What you should do:
Each record needs to be echoed exactly; can you do that?
start
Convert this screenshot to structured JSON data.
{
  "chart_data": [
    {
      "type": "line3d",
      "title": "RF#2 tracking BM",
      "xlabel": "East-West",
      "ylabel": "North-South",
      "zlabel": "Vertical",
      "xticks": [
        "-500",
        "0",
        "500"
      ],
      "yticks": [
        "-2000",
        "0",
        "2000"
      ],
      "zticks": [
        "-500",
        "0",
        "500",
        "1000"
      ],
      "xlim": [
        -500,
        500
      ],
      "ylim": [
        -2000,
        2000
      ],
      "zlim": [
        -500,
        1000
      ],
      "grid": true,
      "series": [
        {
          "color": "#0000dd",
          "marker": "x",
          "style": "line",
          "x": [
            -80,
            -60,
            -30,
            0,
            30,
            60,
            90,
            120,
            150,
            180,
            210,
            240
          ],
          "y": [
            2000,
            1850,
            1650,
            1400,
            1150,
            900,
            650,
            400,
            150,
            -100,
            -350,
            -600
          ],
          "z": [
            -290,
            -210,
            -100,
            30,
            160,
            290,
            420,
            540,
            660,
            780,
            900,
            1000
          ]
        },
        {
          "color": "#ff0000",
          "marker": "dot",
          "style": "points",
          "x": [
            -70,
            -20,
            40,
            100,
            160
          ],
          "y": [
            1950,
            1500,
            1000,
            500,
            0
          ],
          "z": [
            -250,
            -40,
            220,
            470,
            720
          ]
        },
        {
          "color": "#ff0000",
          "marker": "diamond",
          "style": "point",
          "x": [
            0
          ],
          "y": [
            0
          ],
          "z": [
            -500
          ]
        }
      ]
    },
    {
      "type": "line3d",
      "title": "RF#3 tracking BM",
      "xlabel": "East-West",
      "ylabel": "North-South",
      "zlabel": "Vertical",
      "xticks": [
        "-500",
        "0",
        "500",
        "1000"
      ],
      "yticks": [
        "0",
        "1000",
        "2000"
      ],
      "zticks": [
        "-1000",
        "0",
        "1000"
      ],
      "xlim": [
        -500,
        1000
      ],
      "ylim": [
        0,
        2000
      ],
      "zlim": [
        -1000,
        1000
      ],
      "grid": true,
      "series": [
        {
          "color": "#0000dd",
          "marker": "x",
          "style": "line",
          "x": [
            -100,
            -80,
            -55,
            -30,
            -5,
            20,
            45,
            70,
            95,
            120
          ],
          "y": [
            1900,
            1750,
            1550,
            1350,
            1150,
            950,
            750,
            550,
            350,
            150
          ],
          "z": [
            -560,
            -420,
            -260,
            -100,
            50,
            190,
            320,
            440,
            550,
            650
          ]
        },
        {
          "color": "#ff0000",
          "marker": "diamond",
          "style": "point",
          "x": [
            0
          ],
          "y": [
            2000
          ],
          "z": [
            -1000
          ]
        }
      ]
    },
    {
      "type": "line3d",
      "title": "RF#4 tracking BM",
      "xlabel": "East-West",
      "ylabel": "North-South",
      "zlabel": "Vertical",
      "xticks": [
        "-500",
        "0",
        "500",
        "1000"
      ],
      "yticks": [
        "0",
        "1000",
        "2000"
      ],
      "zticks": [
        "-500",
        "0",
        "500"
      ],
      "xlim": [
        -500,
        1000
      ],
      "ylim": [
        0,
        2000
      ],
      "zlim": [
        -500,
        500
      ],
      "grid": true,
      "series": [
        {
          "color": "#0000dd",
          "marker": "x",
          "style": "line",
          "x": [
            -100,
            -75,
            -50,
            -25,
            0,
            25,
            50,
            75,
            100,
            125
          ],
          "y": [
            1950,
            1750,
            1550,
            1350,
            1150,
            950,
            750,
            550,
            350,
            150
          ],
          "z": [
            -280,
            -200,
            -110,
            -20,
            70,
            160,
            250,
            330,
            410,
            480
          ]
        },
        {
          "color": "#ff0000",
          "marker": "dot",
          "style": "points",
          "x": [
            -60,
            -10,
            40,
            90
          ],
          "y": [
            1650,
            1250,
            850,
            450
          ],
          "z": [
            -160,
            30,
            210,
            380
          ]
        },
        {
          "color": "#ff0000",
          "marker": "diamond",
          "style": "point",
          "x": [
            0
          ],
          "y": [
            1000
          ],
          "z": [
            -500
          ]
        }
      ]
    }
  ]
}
end
Worked answer:
Convert this screenshot to structured JSON data.
{
  "chart_data": [
    {
      "type": "line3d",
      "title": "RF#2 tracking BM",
      "xlabel": "East-West",
      "ylabel": "North-South",
      "zlabel": "Vertical",
      "xticks": [
        "-500",
        "0",
        "500"
      ],
      "yticks": [
        "-2000",
        "0",
        "2000"
      ],
      "zticks": [
        "-500",
        "0",
        "500",
        "1000"
      ],
      "xlim": [
        -500,
        500
      ],
      "ylim": [
        -2000,
        2000
      ],
      "zlim": [
        -500,
        1000
      ],
      "grid": true,
      "series": [
        {
          "color": "#0000dd",
          "marker": "x",
          "style": "line",
          "x": [
            -80,
            -60,
            -30,
            0,
            30,
            60,
            90,
            120,
            150,
            180,
            210,
            240
          ],
          "y": [
            2000,
            1850,
            1650,
            1400,
            1150,
            900,
            650,
            400,
            150,
            -100,
            -350,
            -600
          ],
          "z": [
            -290,
            -210,
            -100,
            30,
            160,
            290,
            420,
            540,
            660,
            780,
            900,
            1000
          ]
        },
        {
          "color": "#ff0000",
          "marker": "dot",
          "style": "points",
          "x": [
            -70,
            -20,
            40,
            100,
            160
          ],
          "y": [
            1950,
            1500,
            1000,
            500,
            0
          ],
          "z": [
            -250,
            -40,
            220,
            470,
            720
          ]
        },
        {
          "color": "#ff0000",
          "marker": "diamond",
          "style": "point",
          "x": [
            0
          ],
          "y": [
            0
          ],
          "z": [
            -500
          ]
        }
      ]
    },
    {
      "type": "line3d",
      "title": "RF#3 tracking BM",
      "xlabel": "East-West",
      "ylabel": "North-South",
      "zlabel": "Vertical",
      "xticks": [
        "-500",
        "0",
        "500",
        "1000"
      ],
      "yticks": [
        "0",
        "1000",
        "2000"
      ],
      "zticks": [
        "-1000",
        "0",
        "1000"
      ],
      "xlim": [
        -500,
        1000
      ],
      "ylim": [
        0,
        2000
      ],
      "zlim": [
        -1000,
        1000
      ],
      "grid": true,
      "series": [
        {
          "color": "#0000dd",
          "marker": "x",
          "style": "line",
          "x": [
            -100,
            -80,
            -55,
            -30,
            -5,
            20,
            45,
            70,
            95,
            120
          ],
          "y": [
            1900,
            1750,
            1550,
            1350,
            1150,
            950,
            750,
            550,
            350,
            150
          ],
          "z": [
            -560,
            -420,
            -260,
            -100,
            50,
            190,
            320,
            440,
            550,
            650
          ]
        },
        {
          "color": "#ff0000",
          "marker": "diamond",
          "style": "point",
          "x": [
            0
          ],
          "y": [
            2000
          ],
          "z": [
            -1000
          ]
        }
      ]
    },
    {
      "type": "line3d",
      "title": "RF#4 tracking BM",
      "xlabel": "East-West",
      "ylabel": "North-South",
      "zlabel": "Vertical",
      "xticks": [
        "-500",
        "0",
        "500",
        "1000"
      ],
      "yticks": [
        "0",
        "1000",
        "2000"
      ],
      "zticks": [
        "-500",
        "0",
        "500"
      ],
      "xlim": [
        -500,
        1000
      ],
      "ylim": [
        0,
        2000
      ],
      "zlim": [
        -500,
        500
      ],
      "grid": true,
      "series": [
        {
          "color": "#0000dd",
          "marker": "x",
          "style": "line",
          "x": [
            -100,
            -75,
            -50,
            -25,
            0,
            25,
            50,
            75,
            100,
            125
          ],
          "y": [
            1950,
            1750,
            1550,
            1350,
            1150,
            950,
            750,
            550,
            350,
            150
          ],
          "z": [
            -280,
            -200,
            -110,
            -20,
            70,
            160,
            250,
            330,
            410,
            480
          ]
        },
        {
          "color": "#ff0000",
          "marker": "dot",
          "style": "points",
          "x": [
            -60,
            -10,
            40,
            90
          ],
          "y": [
            1650,
            1250,
            850,
            450
          ],
          "z": [
            -160,
            30,
            210,
            380
          ]
        },
        {
          "color": "#ff0000",
          "marker": "diamond",
          "style": "point",
          "x": [
            0
          ],
          "y": [
            1000
          ],
          "z": [
            -500
          ]
        }
      ]
    }
  ]
}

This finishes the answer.